Records contained in a dataset:
------------
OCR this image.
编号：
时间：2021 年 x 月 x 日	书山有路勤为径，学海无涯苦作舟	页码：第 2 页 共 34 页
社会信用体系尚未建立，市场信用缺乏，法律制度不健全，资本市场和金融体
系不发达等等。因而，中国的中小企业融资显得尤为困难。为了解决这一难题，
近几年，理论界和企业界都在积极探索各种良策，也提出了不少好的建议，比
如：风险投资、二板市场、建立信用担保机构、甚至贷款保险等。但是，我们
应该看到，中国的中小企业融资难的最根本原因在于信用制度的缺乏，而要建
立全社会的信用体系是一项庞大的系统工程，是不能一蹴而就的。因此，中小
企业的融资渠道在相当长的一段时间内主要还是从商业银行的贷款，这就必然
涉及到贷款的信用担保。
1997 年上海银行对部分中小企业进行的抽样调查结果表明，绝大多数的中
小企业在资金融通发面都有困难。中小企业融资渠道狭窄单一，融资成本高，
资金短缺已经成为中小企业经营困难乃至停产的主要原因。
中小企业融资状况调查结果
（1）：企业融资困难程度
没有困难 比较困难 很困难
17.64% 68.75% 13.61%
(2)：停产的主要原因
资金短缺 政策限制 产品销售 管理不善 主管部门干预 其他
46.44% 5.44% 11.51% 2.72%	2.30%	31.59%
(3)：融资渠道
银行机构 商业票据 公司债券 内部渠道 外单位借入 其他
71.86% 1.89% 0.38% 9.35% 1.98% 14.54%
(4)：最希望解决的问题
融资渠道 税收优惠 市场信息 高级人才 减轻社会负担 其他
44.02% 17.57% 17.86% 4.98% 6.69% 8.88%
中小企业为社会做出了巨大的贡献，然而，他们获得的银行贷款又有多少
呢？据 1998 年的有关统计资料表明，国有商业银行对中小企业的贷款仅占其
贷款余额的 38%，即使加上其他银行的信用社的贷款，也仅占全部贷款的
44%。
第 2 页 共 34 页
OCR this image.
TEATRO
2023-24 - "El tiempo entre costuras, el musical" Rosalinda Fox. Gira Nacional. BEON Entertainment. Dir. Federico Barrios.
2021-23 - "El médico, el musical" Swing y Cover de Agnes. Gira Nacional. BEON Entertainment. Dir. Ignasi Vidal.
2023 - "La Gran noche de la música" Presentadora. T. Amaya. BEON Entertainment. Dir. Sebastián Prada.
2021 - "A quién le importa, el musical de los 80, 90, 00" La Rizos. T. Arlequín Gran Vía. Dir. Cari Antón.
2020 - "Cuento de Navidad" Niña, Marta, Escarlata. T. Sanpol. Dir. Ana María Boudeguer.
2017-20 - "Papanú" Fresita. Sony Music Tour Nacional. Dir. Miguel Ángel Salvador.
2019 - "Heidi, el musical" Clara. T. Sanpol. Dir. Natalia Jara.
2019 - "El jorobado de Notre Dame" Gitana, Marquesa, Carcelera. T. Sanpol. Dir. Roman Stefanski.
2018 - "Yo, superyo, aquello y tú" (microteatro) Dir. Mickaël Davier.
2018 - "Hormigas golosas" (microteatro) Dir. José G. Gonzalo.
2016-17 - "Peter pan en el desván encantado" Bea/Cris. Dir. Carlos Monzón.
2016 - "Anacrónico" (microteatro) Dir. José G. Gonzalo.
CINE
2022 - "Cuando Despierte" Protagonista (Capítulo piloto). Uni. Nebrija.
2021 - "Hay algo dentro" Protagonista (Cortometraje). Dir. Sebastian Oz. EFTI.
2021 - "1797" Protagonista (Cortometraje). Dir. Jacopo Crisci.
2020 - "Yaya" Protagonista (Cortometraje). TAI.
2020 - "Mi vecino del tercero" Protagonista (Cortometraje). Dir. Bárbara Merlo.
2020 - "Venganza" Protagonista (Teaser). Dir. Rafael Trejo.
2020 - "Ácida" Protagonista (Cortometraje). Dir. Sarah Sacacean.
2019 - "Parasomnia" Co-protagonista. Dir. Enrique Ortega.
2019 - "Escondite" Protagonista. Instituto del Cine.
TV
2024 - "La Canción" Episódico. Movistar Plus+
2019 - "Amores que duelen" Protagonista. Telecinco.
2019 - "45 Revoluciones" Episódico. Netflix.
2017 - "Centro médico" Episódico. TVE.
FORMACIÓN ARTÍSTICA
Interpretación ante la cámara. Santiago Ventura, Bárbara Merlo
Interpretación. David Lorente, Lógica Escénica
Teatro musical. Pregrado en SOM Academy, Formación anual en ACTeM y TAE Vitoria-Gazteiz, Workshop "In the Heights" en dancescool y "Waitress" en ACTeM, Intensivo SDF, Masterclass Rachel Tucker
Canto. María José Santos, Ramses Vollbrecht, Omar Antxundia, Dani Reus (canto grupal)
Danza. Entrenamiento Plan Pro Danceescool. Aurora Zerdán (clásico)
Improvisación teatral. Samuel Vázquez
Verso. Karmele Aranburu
------------
» **Directive**: Pick out each line above that includes "Cortometraje" and show it.

» **Final result**:
2021 - "Hay algo dentro" Protagonista (Cortometraje). Dir. Sebastian Oz. EFTI.
2021 - "1797" Protagonista (Cortometraje). Dir. Jacopo Crisci.
2020 - "Yaya" Protagonista (Cortometraje). TAI.
2020 - "Mi vecino del tercero" Protagonista (Cortometraje). Dir. Bárbara Merlo.
2020 - "Ácida" Protagonista (Cortometraje). Dir. Sarah Sacacean.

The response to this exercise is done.